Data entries
== == ==

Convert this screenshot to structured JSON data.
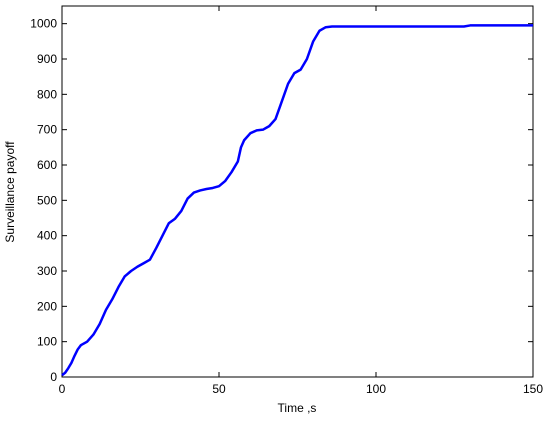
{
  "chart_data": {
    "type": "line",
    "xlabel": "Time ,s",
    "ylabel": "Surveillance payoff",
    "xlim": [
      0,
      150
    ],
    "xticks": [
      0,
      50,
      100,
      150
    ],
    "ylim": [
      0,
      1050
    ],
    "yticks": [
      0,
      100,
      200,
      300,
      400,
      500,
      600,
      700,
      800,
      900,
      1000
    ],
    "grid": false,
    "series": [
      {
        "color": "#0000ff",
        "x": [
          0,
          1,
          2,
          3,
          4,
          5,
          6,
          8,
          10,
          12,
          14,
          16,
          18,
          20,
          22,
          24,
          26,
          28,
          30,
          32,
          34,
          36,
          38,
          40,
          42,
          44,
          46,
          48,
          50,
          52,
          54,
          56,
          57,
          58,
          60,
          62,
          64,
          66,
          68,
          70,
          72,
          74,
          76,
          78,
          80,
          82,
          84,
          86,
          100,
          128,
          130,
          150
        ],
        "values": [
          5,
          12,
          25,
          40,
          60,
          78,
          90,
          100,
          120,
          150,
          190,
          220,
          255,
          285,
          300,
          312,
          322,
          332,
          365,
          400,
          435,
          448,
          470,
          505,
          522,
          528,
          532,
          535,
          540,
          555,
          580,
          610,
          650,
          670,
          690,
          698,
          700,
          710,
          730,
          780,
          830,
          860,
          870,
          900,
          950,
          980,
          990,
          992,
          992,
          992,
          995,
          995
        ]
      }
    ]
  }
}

== == ==

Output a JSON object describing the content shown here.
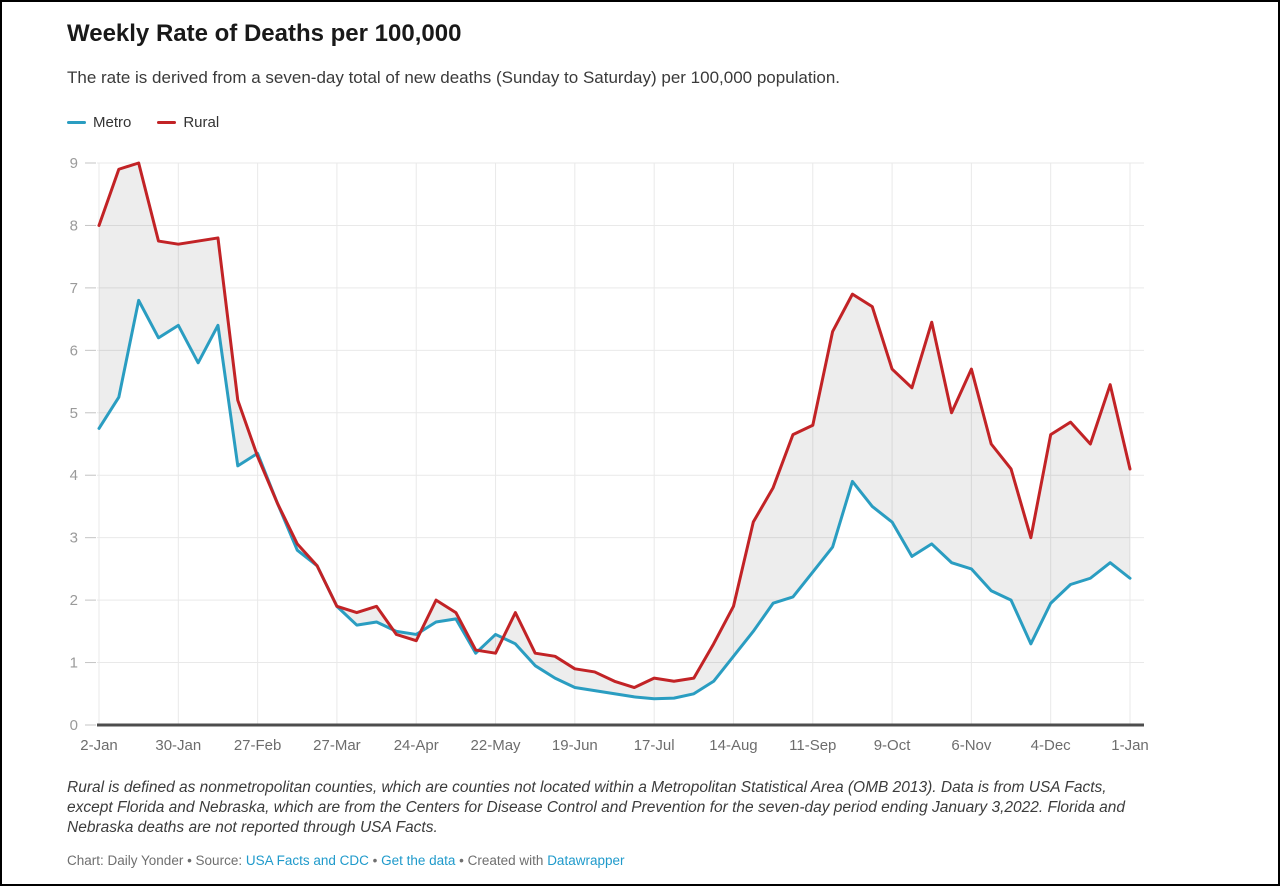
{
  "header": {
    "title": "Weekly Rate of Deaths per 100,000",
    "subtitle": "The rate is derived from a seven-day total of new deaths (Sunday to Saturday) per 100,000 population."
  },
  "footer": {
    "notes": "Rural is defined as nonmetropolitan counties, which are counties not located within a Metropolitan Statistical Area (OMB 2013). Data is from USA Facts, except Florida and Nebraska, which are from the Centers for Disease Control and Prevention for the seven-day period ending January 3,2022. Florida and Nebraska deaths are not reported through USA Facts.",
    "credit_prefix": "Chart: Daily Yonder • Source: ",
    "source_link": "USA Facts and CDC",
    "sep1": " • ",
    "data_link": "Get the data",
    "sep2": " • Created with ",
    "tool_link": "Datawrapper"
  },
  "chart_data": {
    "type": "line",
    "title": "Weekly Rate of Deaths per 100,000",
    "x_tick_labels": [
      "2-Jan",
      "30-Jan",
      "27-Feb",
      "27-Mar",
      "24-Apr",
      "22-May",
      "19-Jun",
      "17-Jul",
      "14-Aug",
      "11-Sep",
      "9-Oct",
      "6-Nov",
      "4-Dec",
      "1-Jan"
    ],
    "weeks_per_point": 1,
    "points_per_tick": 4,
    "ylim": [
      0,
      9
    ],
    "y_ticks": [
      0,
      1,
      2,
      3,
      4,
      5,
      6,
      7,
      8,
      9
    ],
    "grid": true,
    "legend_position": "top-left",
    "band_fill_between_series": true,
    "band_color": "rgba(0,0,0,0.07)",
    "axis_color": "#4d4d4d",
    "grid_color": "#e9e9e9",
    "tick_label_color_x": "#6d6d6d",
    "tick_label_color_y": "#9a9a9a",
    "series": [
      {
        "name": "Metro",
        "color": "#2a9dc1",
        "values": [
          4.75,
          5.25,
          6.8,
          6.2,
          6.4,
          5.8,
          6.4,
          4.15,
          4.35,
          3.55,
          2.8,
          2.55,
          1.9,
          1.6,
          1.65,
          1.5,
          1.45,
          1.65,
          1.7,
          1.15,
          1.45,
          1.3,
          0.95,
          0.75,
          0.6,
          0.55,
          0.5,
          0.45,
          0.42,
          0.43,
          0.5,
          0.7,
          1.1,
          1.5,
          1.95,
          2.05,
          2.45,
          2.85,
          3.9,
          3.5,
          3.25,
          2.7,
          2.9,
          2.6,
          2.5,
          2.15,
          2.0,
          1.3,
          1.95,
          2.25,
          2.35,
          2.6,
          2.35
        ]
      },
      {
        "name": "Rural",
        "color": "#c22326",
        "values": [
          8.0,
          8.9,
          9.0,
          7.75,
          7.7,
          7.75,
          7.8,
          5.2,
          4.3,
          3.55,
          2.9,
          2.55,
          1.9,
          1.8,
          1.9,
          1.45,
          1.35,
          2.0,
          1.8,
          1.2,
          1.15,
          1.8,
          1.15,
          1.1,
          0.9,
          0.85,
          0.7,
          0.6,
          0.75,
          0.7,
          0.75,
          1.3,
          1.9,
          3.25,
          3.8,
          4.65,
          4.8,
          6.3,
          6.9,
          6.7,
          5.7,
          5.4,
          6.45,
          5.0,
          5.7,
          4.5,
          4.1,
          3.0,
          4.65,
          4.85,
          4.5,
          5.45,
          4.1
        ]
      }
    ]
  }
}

== == ==

Written task. Copy each line in the data that holds the word "Facts".

Complete response.
    "notes": "Rural is defined as nonmetropolitan counties, which are counties not located within a Metropolitan Statistical Area (OMB 2013). Data is from USA Facts, except Florida and Nebraska, which are from the Centers for Disease Control and Prevention for the seven-day period ending January 3,2022. Florida and Nebraska deaths are not reported through USA Facts.",
    "source_link": "USA Facts and CDC",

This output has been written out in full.